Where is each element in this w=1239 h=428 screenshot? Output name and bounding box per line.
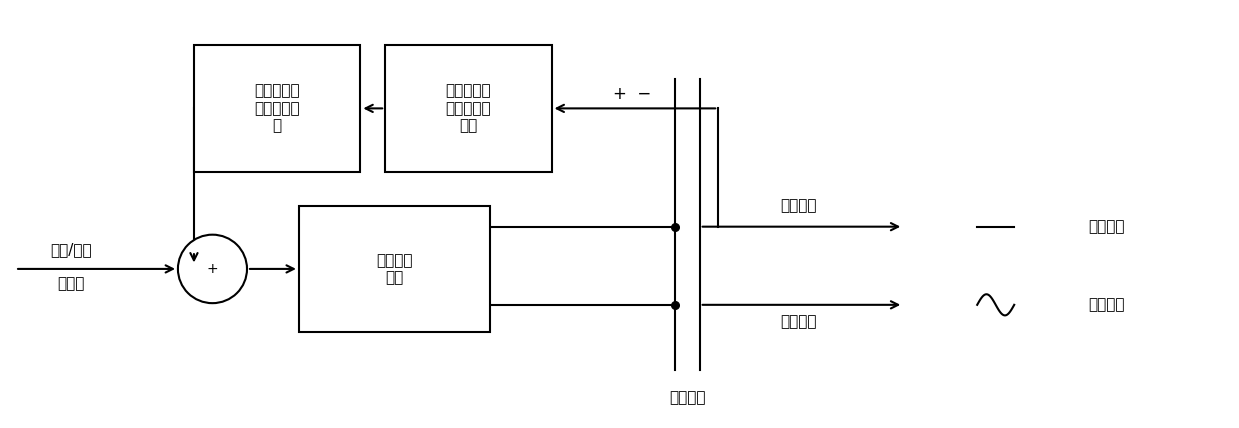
Text: 稳定运行: 稳定运行	[1088, 219, 1125, 234]
Text: +  −: + −	[613, 85, 650, 103]
Text: 特定频率扰
动量注入环
节: 特定频率扰 动量注入环 节	[254, 83, 300, 133]
Text: 母线电压: 母线电压	[669, 390, 705, 405]
Bar	[299, 205, 489, 332]
Text: 母线电压特
定频率提取
环节: 母线电压特 定频率提取 环节	[446, 83, 491, 133]
Text: 并网模式: 并网模式	[781, 198, 817, 213]
Bar	[195, 45, 361, 172]
Ellipse shape	[178, 235, 247, 303]
Text: 功率管理
单元: 功率管理 单元	[377, 253, 413, 285]
Text: 自激振荡: 自激振荡	[1088, 297, 1125, 312]
Text: 指令值: 指令值	[57, 276, 84, 291]
Text: 孤岛模式: 孤岛模式	[781, 314, 817, 329]
Bar	[385, 45, 551, 172]
Text: +: +	[207, 262, 218, 276]
Text: 电流/功率: 电流/功率	[50, 242, 92, 257]
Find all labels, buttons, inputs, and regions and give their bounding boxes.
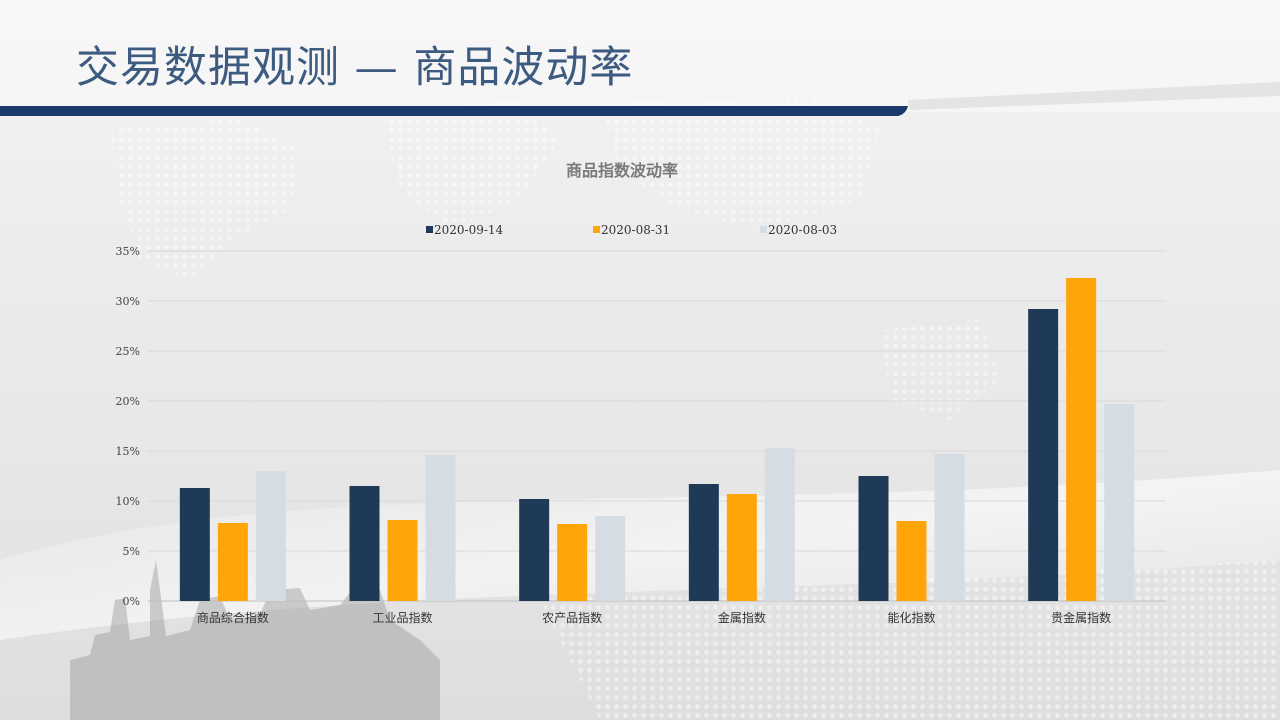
bar-3-3 <box>595 516 626 601</box>
bar-2-6 <box>1066 278 1097 601</box>
y-tick-label: 25% <box>116 345 140 358</box>
y-tick-label: 15% <box>116 445 140 458</box>
x-category-label: 金属指数 <box>718 610 766 625</box>
x-category-label: 商品综合指数 <box>197 610 269 625</box>
legend-label: 2020-09-14 <box>434 223 504 237</box>
bar-3-2 <box>425 455 456 601</box>
bar-1-1 <box>179 488 210 601</box>
legend-label: 2020-08-03 <box>768 223 837 237</box>
y-tick-label: 35% <box>116 245 140 258</box>
bar-2-4 <box>726 494 757 601</box>
legend-swatch <box>426 226 433 233</box>
legend: 2020-09-14 2020-08-31 2020-08-03 <box>426 223 837 237</box>
bars <box>179 278 1135 601</box>
bar-3-1 <box>255 471 286 601</box>
skyline-silhouette <box>70 560 440 720</box>
legend-label: 2020-08-31 <box>601 223 670 237</box>
bar-2-2 <box>387 520 418 601</box>
y-tick-label: 5% <box>123 545 140 558</box>
bar-2-3 <box>557 524 588 601</box>
y-tick-label: 10% <box>116 495 140 508</box>
gridlines <box>148 250 1166 602</box>
bar-3-5 <box>934 454 965 601</box>
y-axis-ticks: 0% 5% 10% 15% 20% 25% 30% 35% <box>116 245 140 608</box>
bar-1-4 <box>688 484 719 601</box>
world-map-dots <box>110 95 1000 420</box>
x-category-label: 农产品指数 <box>542 610 602 625</box>
x-category-label: 工业品指数 <box>372 610 432 625</box>
legend-swatch <box>593 226 600 233</box>
x-category-label: 能化指数 <box>887 610 935 625</box>
y-tick-label: 0% <box>123 595 140 608</box>
bar-1-2 <box>349 486 380 601</box>
x-category-label: 贵金属指数 <box>1051 610 1111 625</box>
x-axis-categories: 商品综合指数 工业品指数 农产品指数 金属指数 能化指数 贵金属指数 <box>197 610 1111 625</box>
chart-title: 商品指数波动率 <box>566 161 678 180</box>
bar-2-1 <box>217 523 248 601</box>
y-tick-label: 20% <box>116 395 140 408</box>
bar-3-6 <box>1104 404 1135 601</box>
header-underline-bar <box>0 106 908 116</box>
bar-1-5 <box>858 476 889 601</box>
bar-2-5 <box>896 521 927 601</box>
page-title: 交易数据观测 — 商品波动率 <box>76 43 634 93</box>
legend-swatch <box>760 226 767 233</box>
bar-1-3 <box>519 499 550 601</box>
bar-1-6 <box>1028 309 1059 601</box>
bar-3-4 <box>764 448 795 601</box>
y-tick-label: 30% <box>116 295 140 308</box>
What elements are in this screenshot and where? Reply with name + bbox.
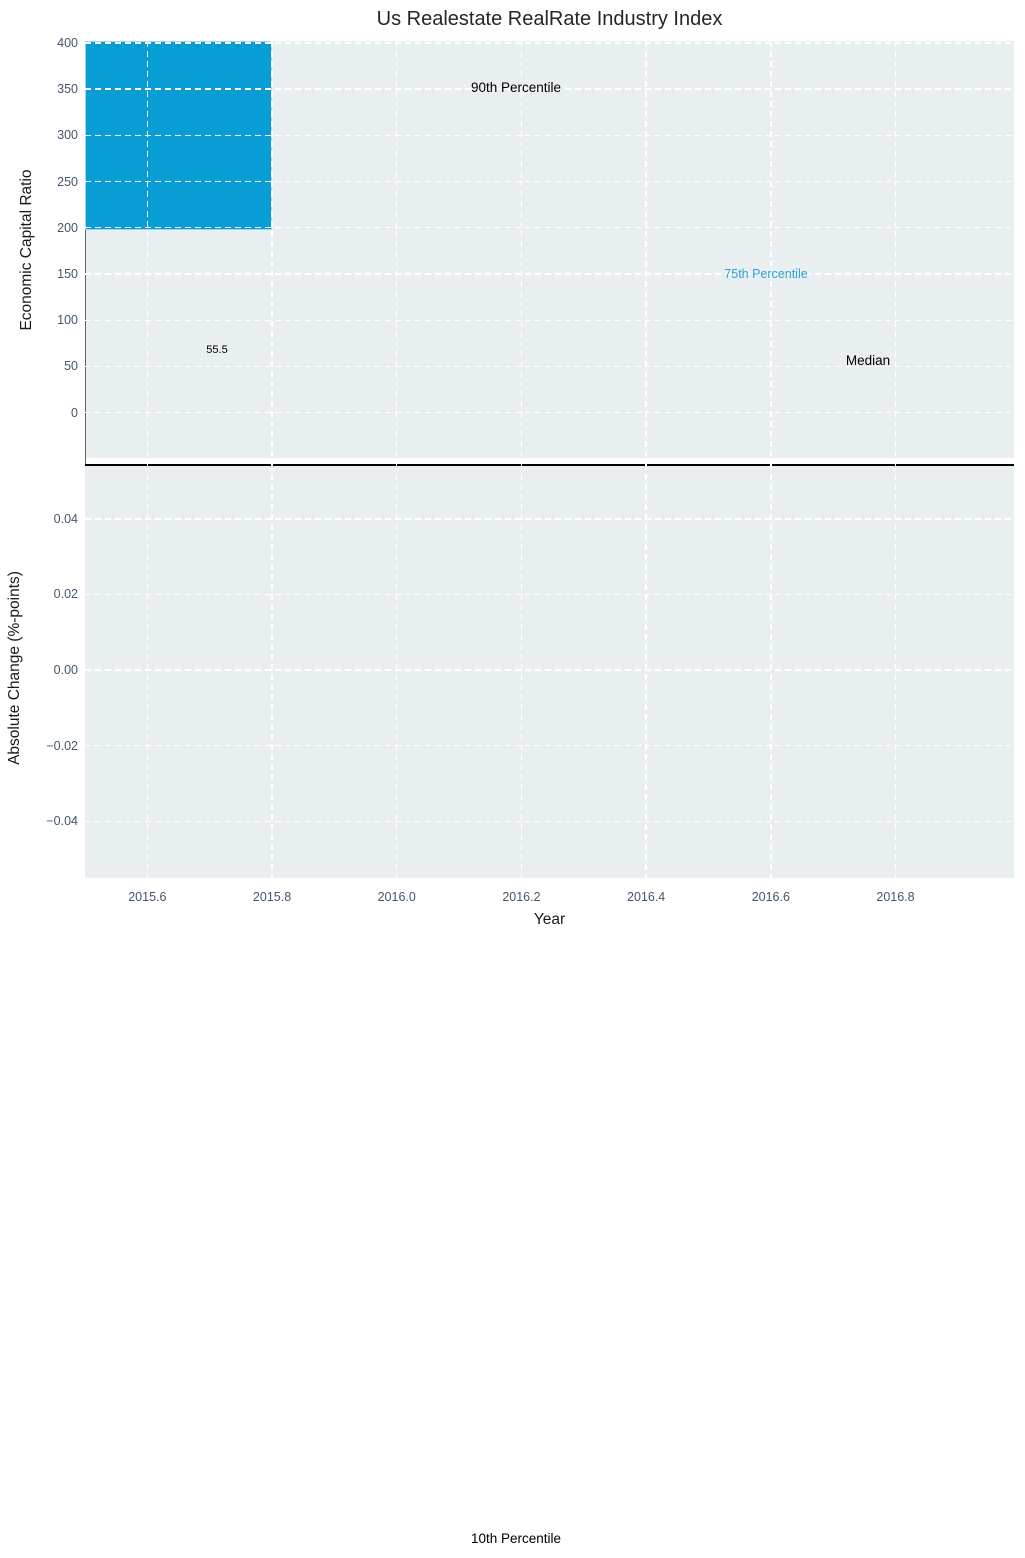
x-tick-label: 2015.8 <box>252 890 292 904</box>
x-gridline <box>271 464 273 878</box>
x-gridline <box>894 41 897 458</box>
y-gridline <box>85 319 1014 321</box>
x-axis-label: Year <box>533 911 566 928</box>
y-tick-label: 0.00 <box>53 663 78 678</box>
bottom-plot-area <box>85 464 1014 878</box>
annotation-median: Median <box>845 353 891 368</box>
y-gridline <box>85 273 1014 275</box>
y-tick-label: 0.04 <box>53 511 78 526</box>
x-gridline <box>146 41 149 458</box>
y-gridline <box>85 593 1014 596</box>
annotation-10th-percentile: 10th Percentile <box>470 1531 562 1546</box>
y-gridline <box>85 88 1014 90</box>
y-gridline <box>85 669 1014 671</box>
y-tick-label: 250 <box>57 174 78 189</box>
top-plot-area <box>85 41 1014 612</box>
y-tick-label: 300 <box>57 128 78 143</box>
y-gridline <box>85 518 1014 520</box>
y-tick-label: 50 <box>64 359 78 374</box>
y-gridline <box>85 820 1014 822</box>
y-gridline <box>85 180 1014 183</box>
x-gridline <box>770 464 772 878</box>
zero-line <box>85 464 1014 466</box>
x-tick-label: 2016.0 <box>377 890 416 904</box>
y-tick-label: 0 <box>71 405 78 420</box>
annotation-75th-percentile: 75th Percentile <box>724 267 808 281</box>
whisker-line <box>85 229 87 590</box>
x-tick-label: 2015.6 <box>128 890 167 904</box>
x-tick-label: 2016.2 <box>502 890 541 904</box>
x-gridline <box>396 41 398 458</box>
y-tick-label: −0.04 <box>46 814 78 829</box>
x-gridline <box>271 41 273 458</box>
x-tick-label: 2016.4 <box>627 890 666 904</box>
y-tick-label: 400 <box>57 35 78 50</box>
y-tick-label: 0.02 <box>53 587 78 602</box>
chart-title: Us Realestate RealRate Industry Index <box>376 8 723 30</box>
y-gridline <box>85 365 1014 368</box>
y-tick-label: 350 <box>57 82 78 97</box>
x-gridline <box>520 41 523 458</box>
x-gridline <box>645 41 647 458</box>
y-gridline <box>85 227 1014 229</box>
y-gridline <box>85 411 1014 414</box>
y-tick-label: 100 <box>57 313 78 328</box>
x-tick-label: 2016.6 <box>751 890 790 904</box>
y-gridline <box>85 42 1014 44</box>
y-gridline <box>85 134 1014 136</box>
x-gridline <box>396 464 398 878</box>
y-tick-label: −0.02 <box>46 738 78 753</box>
top-y-axis-label: Economic Capital Ratio <box>18 169 35 331</box>
x-gridline <box>520 464 523 878</box>
x-gridline <box>894 464 897 878</box>
y-tick-label: 150 <box>57 267 78 281</box>
y-gridline <box>85 744 1014 747</box>
annotation-90th-percentile: 90th Percentile <box>470 80 562 95</box>
x-tick-label: 2016.8 <box>876 890 915 904</box>
x-gridline <box>146 464 149 878</box>
y-tick-label: 200 <box>57 220 78 235</box>
x-gridline <box>645 464 647 878</box>
x-gridline <box>770 41 772 458</box>
annotation-median-value: 55.5 <box>206 344 228 356</box>
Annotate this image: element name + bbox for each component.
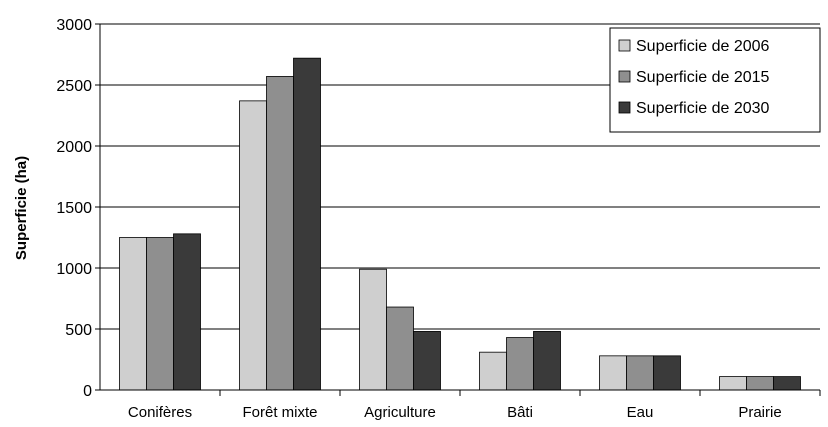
legend-swatch (618, 70, 631, 83)
y-tick-label: 0 (83, 383, 92, 400)
bar (119, 237, 147, 391)
bar (626, 355, 654, 391)
bar (239, 100, 267, 391)
x-tick-label: Forêt mixte (242, 404, 317, 421)
y-axis-label: Superficie (ha) (13, 156, 30, 260)
bar (413, 331, 441, 391)
legend-entry: Superficie de 2030 (636, 100, 770, 117)
bar (506, 337, 534, 391)
legend: Superficie de 2006 Superficie de 2015 Supe… (609, 27, 821, 133)
bar (746, 376, 774, 391)
y-tick-label: 500 (65, 322, 92, 339)
legend-swatch (618, 39, 631, 52)
y-tick-label: 1500 (56, 200, 92, 217)
x-tick-label: Prairie (738, 404, 781, 421)
legend-swatch (618, 101, 631, 114)
y-tick-label: 3000 (56, 17, 92, 34)
bar (266, 76, 294, 391)
bar (293, 57, 321, 391)
bar (653, 355, 681, 391)
bar (773, 376, 801, 391)
legend-box (609, 27, 821, 133)
y-tick-label: 2000 (56, 139, 92, 156)
gridlines (100, 23, 820, 330)
bar (479, 351, 507, 391)
y-tick-label: 1000 (56, 261, 92, 278)
bars (119, 57, 801, 391)
legend-entry: Superficie de 2006 (636, 38, 770, 55)
bar (599, 355, 627, 391)
bar (533, 331, 561, 391)
x-tick-label: Agriculture (364, 404, 436, 421)
y-tick-label: 2500 (56, 78, 92, 95)
x-tick-label: Bâti (507, 404, 533, 421)
bar (386, 306, 414, 391)
bar (146, 237, 174, 391)
x-tick-label: Eau (627, 404, 654, 421)
x-tick-labels: Conifères Forêt mixte Agriculture Bâti Eau Pr… (128, 390, 821, 421)
x-tick-label: Conifères (128, 404, 192, 421)
legend-entry: Superficie de 2015 (636, 69, 770, 86)
bar (173, 233, 201, 391)
bar (359, 268, 387, 391)
y-tick-labels: 0 500 1000 1500 2000 2500 3000 (56, 17, 100, 400)
bar (719, 376, 747, 391)
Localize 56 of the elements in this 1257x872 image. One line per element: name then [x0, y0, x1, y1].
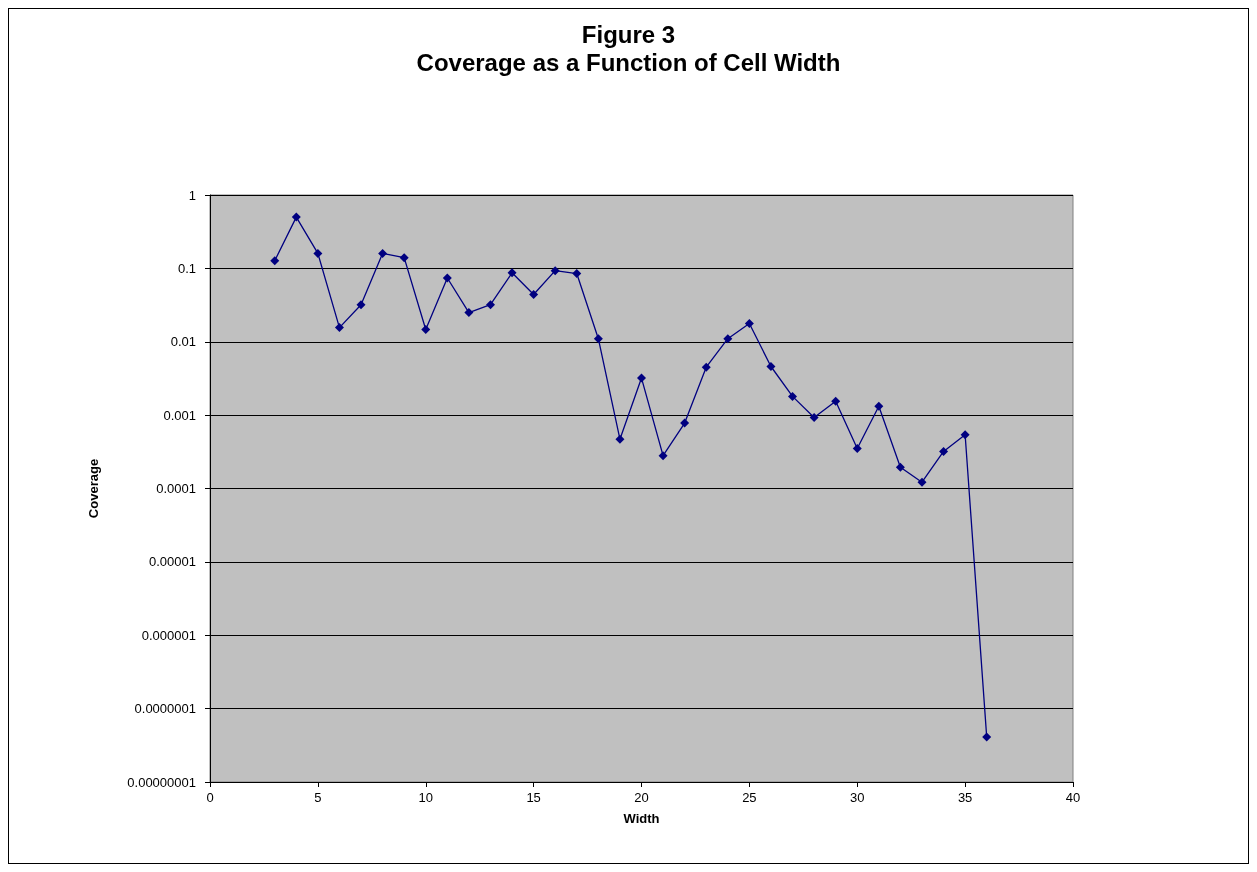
y-tick-label: 1: [188, 187, 196, 203]
point: [313, 248, 323, 258]
point: [701, 362, 711, 372]
point: [593, 334, 603, 344]
point: [852, 444, 862, 454]
point: [270, 256, 280, 266]
point: [809, 412, 819, 422]
x-tick-label: 5: [314, 790, 322, 805]
x-tick-label: 10: [418, 790, 433, 805]
y-tick-label: 0.000001: [141, 627, 196, 643]
y-tick-label: 0.0001: [156, 481, 196, 496]
point: [744, 319, 754, 329]
point: [917, 477, 927, 487]
x-tick-label: 25: [742, 790, 757, 805]
point: [615, 434, 625, 444]
x-tick-label: 35: [957, 790, 973, 805]
point: [507, 268, 517, 278]
point: [637, 373, 646, 383]
x-tick-label: 15: [526, 790, 541, 805]
point: [399, 253, 409, 263]
x-tick-label: 30: [850, 790, 865, 805]
y-tick-label: 0.001: [163, 407, 196, 423]
point: [723, 334, 733, 344]
y-tick-label: 0.00001: [149, 554, 196, 570]
point: [378, 248, 388, 258]
point: [421, 324, 431, 334]
x-axis-title: Width: [623, 811, 660, 826]
point: [680, 418, 690, 428]
x-tick-label: 0: [206, 790, 214, 805]
point: [550, 266, 560, 276]
point: [485, 300, 495, 310]
point: [831, 396, 841, 406]
point: [982, 732, 992, 742]
point: [464, 308, 474, 318]
point: [291, 212, 301, 222]
point: [572, 269, 582, 279]
point: [334, 323, 344, 333]
x-tick-label: 20: [634, 790, 649, 805]
point: [874, 401, 884, 411]
point: [939, 446, 949, 456]
point: [895, 462, 905, 472]
point: [529, 290, 539, 300]
y-tick-label: 0.1: [177, 260, 196, 276]
point: [766, 362, 776, 371]
point: [658, 451, 668, 461]
chart-title: Figure 3: [581, 20, 676, 48]
chart-subtitle: Coverage as a Function of Cell Width: [416, 48, 841, 76]
point: [788, 391, 798, 401]
x-tick-label: 40: [1065, 790, 1081, 805]
point: [442, 273, 452, 283]
y-axis-title: Coverage: [86, 458, 101, 519]
point: [356, 300, 366, 310]
point: [960, 430, 970, 440]
y-tick-label: 0.00000001: [127, 774, 196, 790]
y-tick-label: 0.0000001: [134, 701, 196, 717]
y-tick-label: 0.01: [170, 334, 196, 350]
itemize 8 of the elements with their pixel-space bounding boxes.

課題: 記録の冒頭から「Find all labels, buttons, inputs, and」を含む行までの範囲を、「Bar」を「Rectangle」に置き換えたうえで再掲してください。ほかの箇所は変更せず、画像は含めないでください。

回答:
Where is each element in this w=1239 h=428 screenshot? Output name and bounding box per line.
Text: 稳定运行: 稳定运行	[1088, 219, 1125, 234]
Text: +  −: + −	[613, 85, 650, 103]
Text: 特定频率扰
动量注入环
节: 特定频率扰 动量注入环 节	[254, 83, 300, 133]
Text: 母线电压: 母线电压	[669, 390, 705, 405]
Rectangle	[299, 205, 489, 332]
Text: 母线电压特
定频率提取
环节: 母线电压特 定频率提取 环节	[446, 83, 491, 133]
Text: 并网模式: 并网模式	[781, 198, 817, 213]
Rectangle	[195, 45, 361, 172]
Ellipse shape	[178, 235, 247, 303]
Text: 功率管理
单元: 功率管理 单元	[377, 253, 413, 285]
Text: 自激振荡: 自激振荡	[1088, 297, 1125, 312]
Text: 指令值: 指令值	[57, 276, 84, 291]
Text: 孤岛模式: 孤岛模式	[781, 314, 817, 329]
Rectangle	[385, 45, 551, 172]
Text: +: +	[207, 262, 218, 276]
Text: 电流/功率: 电流/功率	[50, 242, 92, 257]
Find all labels, buttons, inputs, and regions and give their bounding boxes.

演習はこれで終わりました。